What is expected: Rename every instance of "plas-menai-paragraph" in the material to "plas-menai-body-text", leaving all other text as it is. Leave the pictures out of your answer.

Image layout annotations
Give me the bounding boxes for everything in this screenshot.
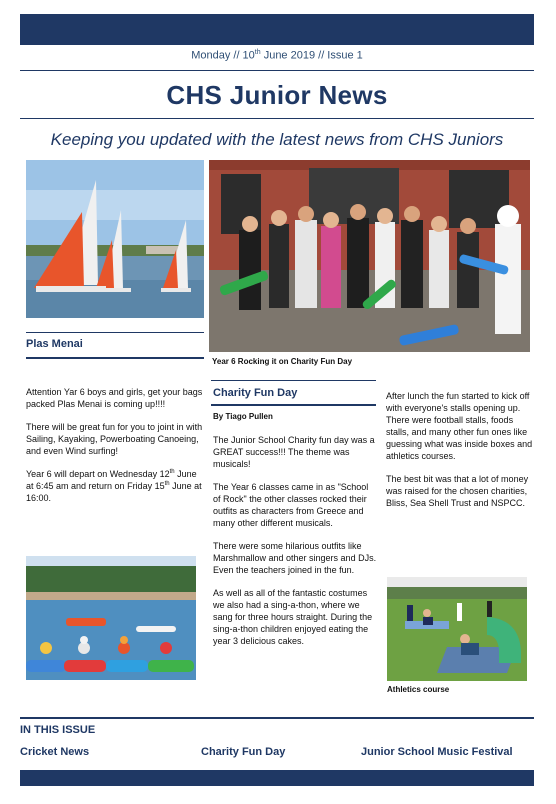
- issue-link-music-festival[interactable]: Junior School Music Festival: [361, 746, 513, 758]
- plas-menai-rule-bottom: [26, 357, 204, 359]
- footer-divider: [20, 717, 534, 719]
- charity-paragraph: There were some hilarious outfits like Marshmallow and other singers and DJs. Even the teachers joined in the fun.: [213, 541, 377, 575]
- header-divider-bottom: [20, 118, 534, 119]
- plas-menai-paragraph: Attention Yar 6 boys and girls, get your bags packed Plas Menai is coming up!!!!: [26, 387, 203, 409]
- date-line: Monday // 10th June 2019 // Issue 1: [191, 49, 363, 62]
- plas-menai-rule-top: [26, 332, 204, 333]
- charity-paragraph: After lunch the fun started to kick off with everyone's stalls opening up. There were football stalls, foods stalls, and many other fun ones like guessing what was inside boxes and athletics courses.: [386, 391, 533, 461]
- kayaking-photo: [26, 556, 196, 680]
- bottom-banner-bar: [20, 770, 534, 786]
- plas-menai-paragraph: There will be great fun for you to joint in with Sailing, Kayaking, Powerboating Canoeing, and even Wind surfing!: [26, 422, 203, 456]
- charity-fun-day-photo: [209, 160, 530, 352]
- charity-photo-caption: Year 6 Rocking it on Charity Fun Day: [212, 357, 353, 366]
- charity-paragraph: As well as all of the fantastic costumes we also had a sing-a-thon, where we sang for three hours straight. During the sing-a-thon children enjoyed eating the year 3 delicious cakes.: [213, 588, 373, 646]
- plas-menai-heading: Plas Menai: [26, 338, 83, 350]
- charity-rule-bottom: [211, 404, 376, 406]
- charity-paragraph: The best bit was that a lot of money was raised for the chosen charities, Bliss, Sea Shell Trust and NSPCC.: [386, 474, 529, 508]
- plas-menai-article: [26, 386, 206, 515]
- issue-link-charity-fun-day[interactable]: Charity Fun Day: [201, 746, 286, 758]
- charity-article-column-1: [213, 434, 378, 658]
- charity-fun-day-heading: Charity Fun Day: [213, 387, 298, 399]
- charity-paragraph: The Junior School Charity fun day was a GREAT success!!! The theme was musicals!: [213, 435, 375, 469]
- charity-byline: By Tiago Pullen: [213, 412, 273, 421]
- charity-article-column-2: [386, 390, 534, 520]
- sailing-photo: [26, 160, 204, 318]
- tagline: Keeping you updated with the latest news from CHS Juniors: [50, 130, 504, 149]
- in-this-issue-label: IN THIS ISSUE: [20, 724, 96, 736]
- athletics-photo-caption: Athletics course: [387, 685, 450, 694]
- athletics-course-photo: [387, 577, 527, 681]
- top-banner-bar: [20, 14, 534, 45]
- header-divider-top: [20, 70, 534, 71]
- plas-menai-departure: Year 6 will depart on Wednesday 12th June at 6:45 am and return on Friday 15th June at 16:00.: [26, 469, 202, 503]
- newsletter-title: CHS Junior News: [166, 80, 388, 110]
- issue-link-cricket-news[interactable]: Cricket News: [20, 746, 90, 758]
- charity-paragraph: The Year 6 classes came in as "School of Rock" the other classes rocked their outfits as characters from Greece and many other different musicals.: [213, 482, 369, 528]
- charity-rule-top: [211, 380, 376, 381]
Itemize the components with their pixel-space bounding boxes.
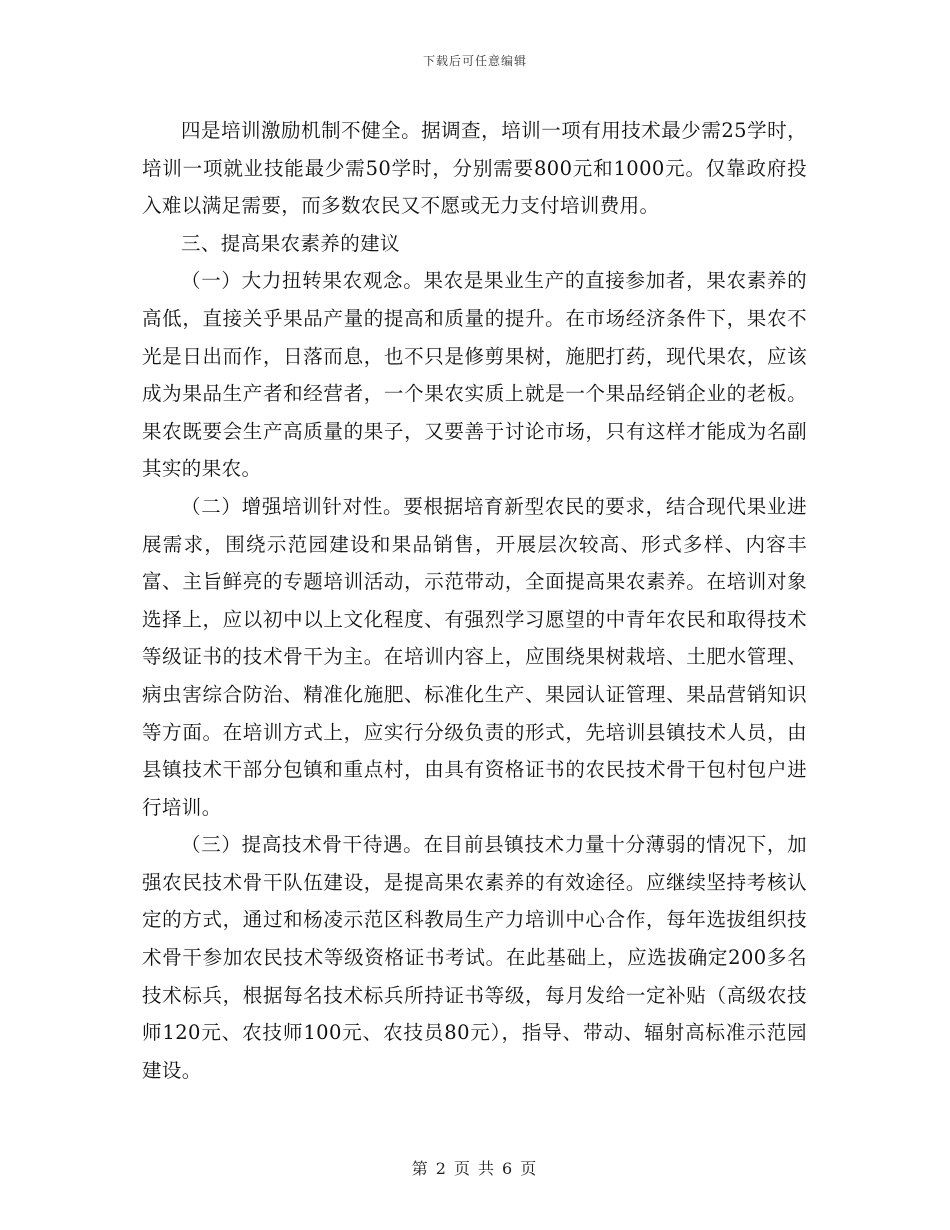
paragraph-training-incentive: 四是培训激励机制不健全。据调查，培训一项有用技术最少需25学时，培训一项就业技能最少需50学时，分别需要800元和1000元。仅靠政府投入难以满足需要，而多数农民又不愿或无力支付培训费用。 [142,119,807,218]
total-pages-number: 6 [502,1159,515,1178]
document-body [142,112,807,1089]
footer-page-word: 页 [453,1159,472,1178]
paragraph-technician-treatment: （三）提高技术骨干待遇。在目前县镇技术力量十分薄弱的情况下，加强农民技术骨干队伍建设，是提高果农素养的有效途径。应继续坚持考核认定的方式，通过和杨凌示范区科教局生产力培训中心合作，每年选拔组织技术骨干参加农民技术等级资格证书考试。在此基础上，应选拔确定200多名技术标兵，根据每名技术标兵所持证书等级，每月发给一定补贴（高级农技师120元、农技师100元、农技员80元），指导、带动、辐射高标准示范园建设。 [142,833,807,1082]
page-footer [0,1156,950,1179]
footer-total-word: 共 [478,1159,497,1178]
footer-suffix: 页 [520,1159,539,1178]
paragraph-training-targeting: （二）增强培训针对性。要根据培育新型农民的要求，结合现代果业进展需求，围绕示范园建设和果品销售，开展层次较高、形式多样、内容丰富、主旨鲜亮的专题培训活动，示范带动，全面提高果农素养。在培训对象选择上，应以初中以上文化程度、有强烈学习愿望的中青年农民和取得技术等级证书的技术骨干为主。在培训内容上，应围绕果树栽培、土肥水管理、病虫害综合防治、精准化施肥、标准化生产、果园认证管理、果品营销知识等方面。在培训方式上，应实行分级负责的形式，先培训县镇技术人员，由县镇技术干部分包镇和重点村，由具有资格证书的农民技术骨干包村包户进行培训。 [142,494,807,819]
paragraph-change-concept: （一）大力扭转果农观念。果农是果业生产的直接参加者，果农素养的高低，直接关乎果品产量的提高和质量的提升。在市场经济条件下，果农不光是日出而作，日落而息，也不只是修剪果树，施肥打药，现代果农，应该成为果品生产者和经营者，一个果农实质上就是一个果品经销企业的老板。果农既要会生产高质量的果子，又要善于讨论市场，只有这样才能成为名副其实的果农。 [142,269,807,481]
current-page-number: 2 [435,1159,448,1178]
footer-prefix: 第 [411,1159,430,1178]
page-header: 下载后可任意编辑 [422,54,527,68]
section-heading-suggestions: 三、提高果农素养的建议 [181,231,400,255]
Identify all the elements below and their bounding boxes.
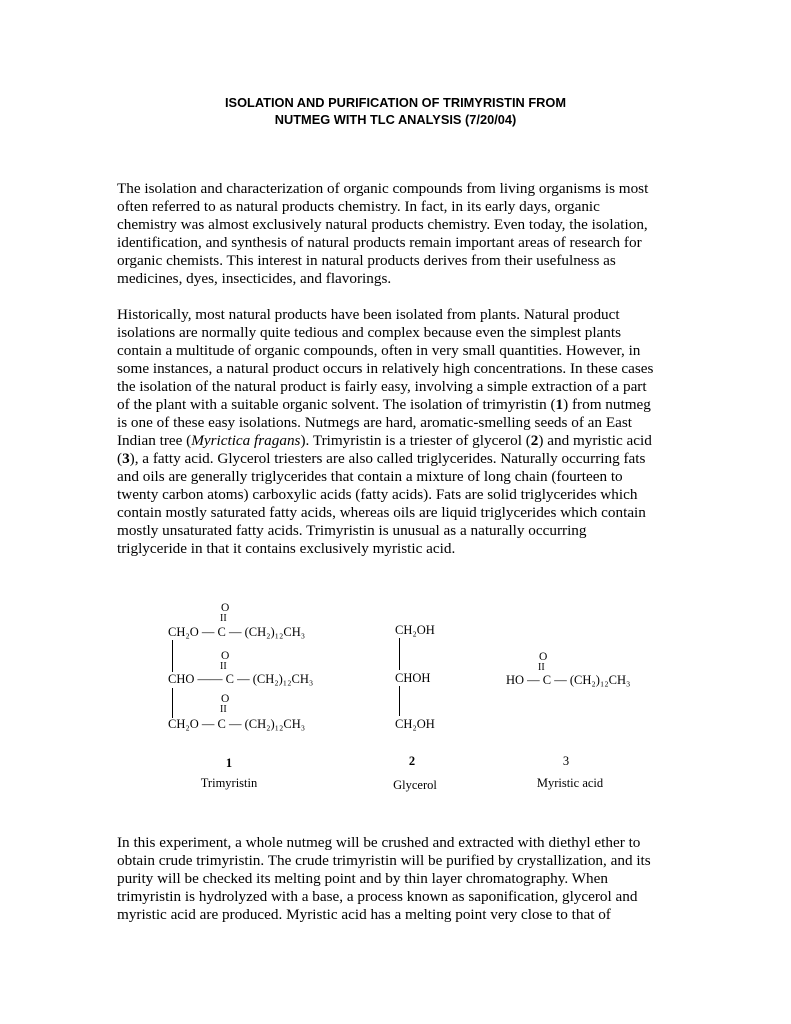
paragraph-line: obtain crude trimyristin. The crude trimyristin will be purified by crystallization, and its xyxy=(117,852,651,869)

Result for this exercise:
Give me the bounding boxes for everything in this screenshot.
- issue-link-music-festival[interactable]: Junior School Music Festival: [361, 746, 513, 758]
- plas-menai-rule-bottom: [26, 357, 204, 359]
- footer-divider: [20, 717, 534, 719]
- charity-paragraph: There were some hilarious outfits like Marshmallow and other singers and DJs. Even the teachers joined in the fun.: [213, 541, 377, 575]
- header-divider-bottom: [20, 118, 534, 119]
- plas-menai-body-text: Attention Yar 6 boys and girls, get your bags packed Plas Menai is coming up!!!!: [26, 387, 203, 409]
- date-line: Monday // 10th June 2019 // Issue 1: [191, 49, 363, 62]
- plas-menai-rule-top: [26, 332, 204, 333]
- charity-paragraph: After lunch the fun started to kick off with everyone's stalls opening up. There were football stalls, foods stalls, and many other fun ones like guessing what was inside boxes and athletics courses.: [386, 391, 533, 461]
- kayaking-photo: [26, 556, 196, 680]
- bottom-banner-bar: [20, 770, 534, 786]
- plas-menai-body-text: There will be great fun for you to joint in with Sailing, Kayaking, Powerboating Canoeing, and even Wind surfing!: [26, 422, 203, 456]
- charity-fun-day-photo: [209, 160, 530, 352]
- charity-photo-caption: Year 6 Rocking it on Charity Fun Day: [212, 357, 353, 366]
- charity-paragraph: As well as all of the fantastic costumes we also had a sing-a-thon, where we sang for three hours straight. During the sing-a-thon children enjoyed eating the year 3 delicious cakes.: [213, 588, 373, 646]
- plas-menai-heading: Plas Menai: [26, 338, 83, 350]
- charity-rule-bottom: [211, 404, 376, 406]
- charity-paragraph: The best bit was that a lot of money was raised for the chosen charities, Bliss, Sea Shell Trust and NSPCC.: [386, 474, 529, 508]
- plas-menai-article: [26, 386, 206, 515]
- issue-link-charity-fun-day[interactable]: Charity Fun Day: [201, 746, 286, 758]
- charity-article-column-1: [213, 434, 378, 658]
- charity-fun-day-heading: Charity Fun Day: [213, 387, 298, 399]
- charity-paragraph: The Junior School Charity fun day was a GREAT success!!! The theme was musicals!: [213, 435, 375, 469]
- charity-byline: By Tiago Pullen: [213, 412, 273, 421]
- charity-article-column-2: [386, 390, 534, 520]
- sailing-photo: [26, 160, 204, 318]
- tagline: Keeping you updated with the latest news from CHS Juniors: [50, 130, 504, 149]
- in-this-issue-label: IN THIS ISSUE: [20, 724, 96, 736]
- athletics-photo-caption: Athletics course: [387, 685, 450, 694]
- athletics-course-photo: [387, 577, 527, 681]
- top-banner-bar: [20, 14, 534, 45]
- header-divider-top: [20, 70, 534, 71]
- plas-menai-departure: Year 6 will depart on Wednesday 12th June at 6:45 am and return on Friday 15th June at 16:00.: [26, 469, 202, 503]
- newsletter-title: CHS Junior News: [166, 80, 388, 110]
- issue-link-cricket-news[interactable]: Cricket News: [20, 746, 90, 758]
- charity-paragraph: The Year 6 classes came in as "School of Rock" the other classes rocked their outfits as characters from Greece and many other different musicals.: [213, 482, 369, 528]
- charity-rule-top: [211, 380, 376, 381]
Itemize the components with their pixel-space bounding boxes.
paragraph-training-incentive: 四是培训激励机制不健全。据调查，培训一项有用技术最少需25学时，培训一项就业技能最少需50学时，分别需要800元和1000元。仅靠政府投入难以满足需要，而多数农民又不愿或无力支付培训费用。 [142,119,807,218]
total-pages-number: 6 [502,1159,515,1178]
document-body [142,112,807,1089]
footer-page-word: 页 [453,1159,472,1178]
paragraph-technician-treatment: （三）提高技术骨干待遇。在目前县镇技术力量十分薄弱的情况下，加强农民技术骨干队伍建设，是提高果农素养的有效途径。应继续坚持考核认定的方式，通过和杨凌示范区科教局生产力培训中心合作，每年选拔组织技术骨干参加农民技术等级资格证书考试。在此基础上，应选拔确定200多名技术标兵，根据每名技术标兵所持证书等级，每月发给一定补贴（高级农技师120元、农技师100元、农技员80元），指导、带动、辐射高标准示范园建设。 [142,833,807,1082]
page-footer [0,1156,950,1179]
footer-total-word: 共 [478,1159,497,1178]
footer-suffix: 页 [520,1159,539,1178]
paragraph-training-targeting: （二）增强培训针对性。要根据培育新型农民的要求，结合现代果业进展需求，围绕示范园建设和果品销售，开展层次较高、形式多样、内容丰富、主旨鲜亮的专题培训活动，示范带动，全面提高果农素养。在培训对象选择上，应以初中以上文化程度、有强烈学习愿望的中青年农民和取得技术等级证书的技术骨干为主。在培训内容上，应围绕果树栽培、土肥水管理、病虫害综合防治、精准化施肥、标准化生产、果园认证管理、果品营销知识等方面。在培训方式上，应实行分级负责的形式，先培训县镇技术人员，由县镇技术干部分包镇和重点村，由具有资格证书的农民技术骨干包村包户进行培训。 [142,494,807,819]
paragraph-change-concept: （一）大力扭转果农观念。果农是果业生产的直接参加者，果农素养的高低，直接关乎果品产量的提高和质量的提升。在市场经济条件下，果农不光是日出而作，日落而息，也不只是修剪果树，施肥打药，现代果农，应该成为果品生产者和经营者，一个果农实质上就是一个果品经销企业的老板。果农既要会生产高质量的果子，又要善于讨论市场，只有这样才能成为名副其实的果农。 [142,269,807,481]
current-page-number: 2 [435,1159,448,1178]
footer-prefix: 第 [411,1159,430,1178]
page-header: 下载后可任意编辑 [422,54,527,68]
section-heading-suggestions: 三、提高果农素养的建议 [181,231,400,255]
Identify all the elements below and their bounding boxes.
paragraph-line: obtain crude trimyristin. The crude trimyristin will be purified by crystallization, and its xyxy=(117,852,651,869)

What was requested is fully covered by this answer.